start Input material

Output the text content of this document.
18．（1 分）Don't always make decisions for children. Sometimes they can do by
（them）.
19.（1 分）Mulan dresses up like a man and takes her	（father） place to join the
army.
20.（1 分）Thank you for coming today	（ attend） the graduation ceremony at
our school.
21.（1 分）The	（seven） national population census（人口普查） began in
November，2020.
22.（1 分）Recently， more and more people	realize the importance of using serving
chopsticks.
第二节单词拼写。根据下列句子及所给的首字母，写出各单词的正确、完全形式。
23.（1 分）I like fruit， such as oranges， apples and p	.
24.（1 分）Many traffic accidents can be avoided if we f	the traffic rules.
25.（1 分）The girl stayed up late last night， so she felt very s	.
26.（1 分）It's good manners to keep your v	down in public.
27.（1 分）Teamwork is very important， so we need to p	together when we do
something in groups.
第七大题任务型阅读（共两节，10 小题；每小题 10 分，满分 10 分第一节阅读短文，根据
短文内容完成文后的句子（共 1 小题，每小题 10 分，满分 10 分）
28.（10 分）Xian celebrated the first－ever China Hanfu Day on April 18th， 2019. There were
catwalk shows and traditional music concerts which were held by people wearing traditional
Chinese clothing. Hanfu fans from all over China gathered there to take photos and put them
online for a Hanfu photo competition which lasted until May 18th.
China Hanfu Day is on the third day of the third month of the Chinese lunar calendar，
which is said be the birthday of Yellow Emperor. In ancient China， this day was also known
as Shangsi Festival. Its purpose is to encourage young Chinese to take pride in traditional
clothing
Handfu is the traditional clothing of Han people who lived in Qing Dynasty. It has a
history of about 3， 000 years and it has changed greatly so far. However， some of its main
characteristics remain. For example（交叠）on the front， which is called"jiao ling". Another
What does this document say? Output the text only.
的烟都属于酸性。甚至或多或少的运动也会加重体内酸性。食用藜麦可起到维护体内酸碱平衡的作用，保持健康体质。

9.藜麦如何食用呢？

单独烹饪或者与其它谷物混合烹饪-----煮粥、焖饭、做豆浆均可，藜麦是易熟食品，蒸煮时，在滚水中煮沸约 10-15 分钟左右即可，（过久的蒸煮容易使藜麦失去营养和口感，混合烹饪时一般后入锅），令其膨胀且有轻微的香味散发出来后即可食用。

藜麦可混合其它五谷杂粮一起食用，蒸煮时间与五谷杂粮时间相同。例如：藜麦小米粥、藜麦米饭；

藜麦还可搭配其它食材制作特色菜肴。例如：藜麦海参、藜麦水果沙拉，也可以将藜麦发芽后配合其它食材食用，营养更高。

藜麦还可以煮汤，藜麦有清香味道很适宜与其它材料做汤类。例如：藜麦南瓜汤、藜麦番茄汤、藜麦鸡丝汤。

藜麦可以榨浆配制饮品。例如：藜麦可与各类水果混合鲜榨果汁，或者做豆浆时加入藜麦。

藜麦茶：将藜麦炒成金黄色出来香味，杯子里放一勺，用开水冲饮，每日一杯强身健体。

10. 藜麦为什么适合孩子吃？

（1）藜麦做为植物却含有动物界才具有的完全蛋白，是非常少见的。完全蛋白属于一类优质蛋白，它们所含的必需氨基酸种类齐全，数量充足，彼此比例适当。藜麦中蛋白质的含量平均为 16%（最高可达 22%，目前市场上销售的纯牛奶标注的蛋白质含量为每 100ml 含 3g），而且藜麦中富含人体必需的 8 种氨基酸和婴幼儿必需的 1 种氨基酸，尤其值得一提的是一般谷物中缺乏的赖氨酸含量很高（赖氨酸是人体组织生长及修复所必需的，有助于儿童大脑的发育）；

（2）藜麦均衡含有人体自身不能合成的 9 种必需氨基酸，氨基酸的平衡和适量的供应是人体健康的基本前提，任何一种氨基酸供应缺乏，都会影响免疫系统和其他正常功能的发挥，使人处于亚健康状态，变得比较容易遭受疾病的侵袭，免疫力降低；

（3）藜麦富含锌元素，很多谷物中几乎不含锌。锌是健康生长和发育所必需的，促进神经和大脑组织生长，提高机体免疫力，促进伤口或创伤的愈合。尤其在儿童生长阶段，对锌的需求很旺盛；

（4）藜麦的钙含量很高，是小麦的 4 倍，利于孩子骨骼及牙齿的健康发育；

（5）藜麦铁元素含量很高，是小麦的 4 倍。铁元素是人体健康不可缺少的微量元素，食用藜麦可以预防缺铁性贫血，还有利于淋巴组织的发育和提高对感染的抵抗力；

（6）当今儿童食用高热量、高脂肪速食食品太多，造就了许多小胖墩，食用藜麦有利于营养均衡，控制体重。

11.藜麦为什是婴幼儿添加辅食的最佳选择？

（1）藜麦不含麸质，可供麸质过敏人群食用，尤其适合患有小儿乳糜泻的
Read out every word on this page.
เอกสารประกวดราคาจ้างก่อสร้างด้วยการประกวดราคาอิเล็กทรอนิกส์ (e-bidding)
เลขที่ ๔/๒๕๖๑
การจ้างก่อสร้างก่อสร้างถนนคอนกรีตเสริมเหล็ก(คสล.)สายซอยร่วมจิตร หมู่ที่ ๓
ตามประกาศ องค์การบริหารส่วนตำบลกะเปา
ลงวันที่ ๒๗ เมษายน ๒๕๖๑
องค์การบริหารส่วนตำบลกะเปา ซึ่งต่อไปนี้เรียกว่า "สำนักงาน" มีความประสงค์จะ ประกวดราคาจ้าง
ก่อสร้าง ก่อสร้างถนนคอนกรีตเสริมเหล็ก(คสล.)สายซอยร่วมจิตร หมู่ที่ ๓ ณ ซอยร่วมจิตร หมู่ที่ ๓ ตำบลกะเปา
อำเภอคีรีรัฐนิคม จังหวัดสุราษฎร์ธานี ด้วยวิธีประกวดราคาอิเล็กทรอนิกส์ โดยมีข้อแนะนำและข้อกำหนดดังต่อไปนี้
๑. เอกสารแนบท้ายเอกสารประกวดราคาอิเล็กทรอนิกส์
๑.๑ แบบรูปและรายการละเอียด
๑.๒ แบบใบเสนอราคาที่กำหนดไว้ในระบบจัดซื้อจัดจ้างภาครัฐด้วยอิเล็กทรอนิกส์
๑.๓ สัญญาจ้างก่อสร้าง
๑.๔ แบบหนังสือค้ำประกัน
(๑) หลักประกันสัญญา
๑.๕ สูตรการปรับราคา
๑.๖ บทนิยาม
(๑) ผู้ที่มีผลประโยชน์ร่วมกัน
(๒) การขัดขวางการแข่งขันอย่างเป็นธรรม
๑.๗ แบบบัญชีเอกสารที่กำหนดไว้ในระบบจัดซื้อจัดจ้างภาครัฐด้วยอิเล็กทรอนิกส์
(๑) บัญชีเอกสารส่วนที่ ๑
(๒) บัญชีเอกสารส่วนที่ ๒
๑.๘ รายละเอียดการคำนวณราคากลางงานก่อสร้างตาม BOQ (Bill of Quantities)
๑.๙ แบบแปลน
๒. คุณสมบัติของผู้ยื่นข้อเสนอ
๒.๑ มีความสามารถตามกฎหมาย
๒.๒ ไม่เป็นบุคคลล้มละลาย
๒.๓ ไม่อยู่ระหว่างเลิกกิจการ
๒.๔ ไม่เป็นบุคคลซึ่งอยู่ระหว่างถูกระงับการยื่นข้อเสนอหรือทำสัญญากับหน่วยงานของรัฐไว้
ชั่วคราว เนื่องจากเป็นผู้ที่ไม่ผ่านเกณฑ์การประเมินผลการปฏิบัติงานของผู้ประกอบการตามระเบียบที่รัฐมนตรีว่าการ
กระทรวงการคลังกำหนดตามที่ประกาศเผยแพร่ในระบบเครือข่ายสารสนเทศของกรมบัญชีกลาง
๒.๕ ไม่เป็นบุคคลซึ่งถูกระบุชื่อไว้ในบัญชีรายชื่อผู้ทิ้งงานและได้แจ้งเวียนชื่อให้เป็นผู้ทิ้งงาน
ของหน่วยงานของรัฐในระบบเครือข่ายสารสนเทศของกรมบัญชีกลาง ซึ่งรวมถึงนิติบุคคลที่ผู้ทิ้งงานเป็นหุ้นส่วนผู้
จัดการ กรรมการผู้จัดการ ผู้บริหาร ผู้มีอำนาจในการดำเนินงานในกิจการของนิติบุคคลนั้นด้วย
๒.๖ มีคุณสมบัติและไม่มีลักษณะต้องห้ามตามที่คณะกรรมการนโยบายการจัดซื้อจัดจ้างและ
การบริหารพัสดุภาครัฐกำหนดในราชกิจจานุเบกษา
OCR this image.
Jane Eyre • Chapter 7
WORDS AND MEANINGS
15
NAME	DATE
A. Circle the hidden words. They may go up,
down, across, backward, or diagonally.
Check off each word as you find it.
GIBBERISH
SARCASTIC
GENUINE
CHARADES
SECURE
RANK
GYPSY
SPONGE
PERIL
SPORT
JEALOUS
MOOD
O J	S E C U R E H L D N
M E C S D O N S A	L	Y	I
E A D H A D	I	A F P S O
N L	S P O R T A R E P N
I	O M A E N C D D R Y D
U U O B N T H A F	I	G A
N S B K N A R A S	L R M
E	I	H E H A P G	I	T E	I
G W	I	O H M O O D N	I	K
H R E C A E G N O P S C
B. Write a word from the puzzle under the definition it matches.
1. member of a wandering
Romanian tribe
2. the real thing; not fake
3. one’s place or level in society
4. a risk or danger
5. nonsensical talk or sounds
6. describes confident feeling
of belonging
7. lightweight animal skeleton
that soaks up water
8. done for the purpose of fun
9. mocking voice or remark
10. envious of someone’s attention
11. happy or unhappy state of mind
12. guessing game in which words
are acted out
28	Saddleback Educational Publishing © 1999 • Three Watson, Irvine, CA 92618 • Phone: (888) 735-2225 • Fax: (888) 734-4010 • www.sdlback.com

end Input material

• Brief: Search the records above for "ระหว". Copy each line where it is found.

• Response below:
๒.๓ ไม่อยู่ระหว่างเลิกกิจการ
๒.๔ ไม่เป็นบุคคลซึ่งอยู่ระหว่างถูกระงับการยื่นข้อเสนอหรือทำสัญญากับหน่วยงานของรัฐไว้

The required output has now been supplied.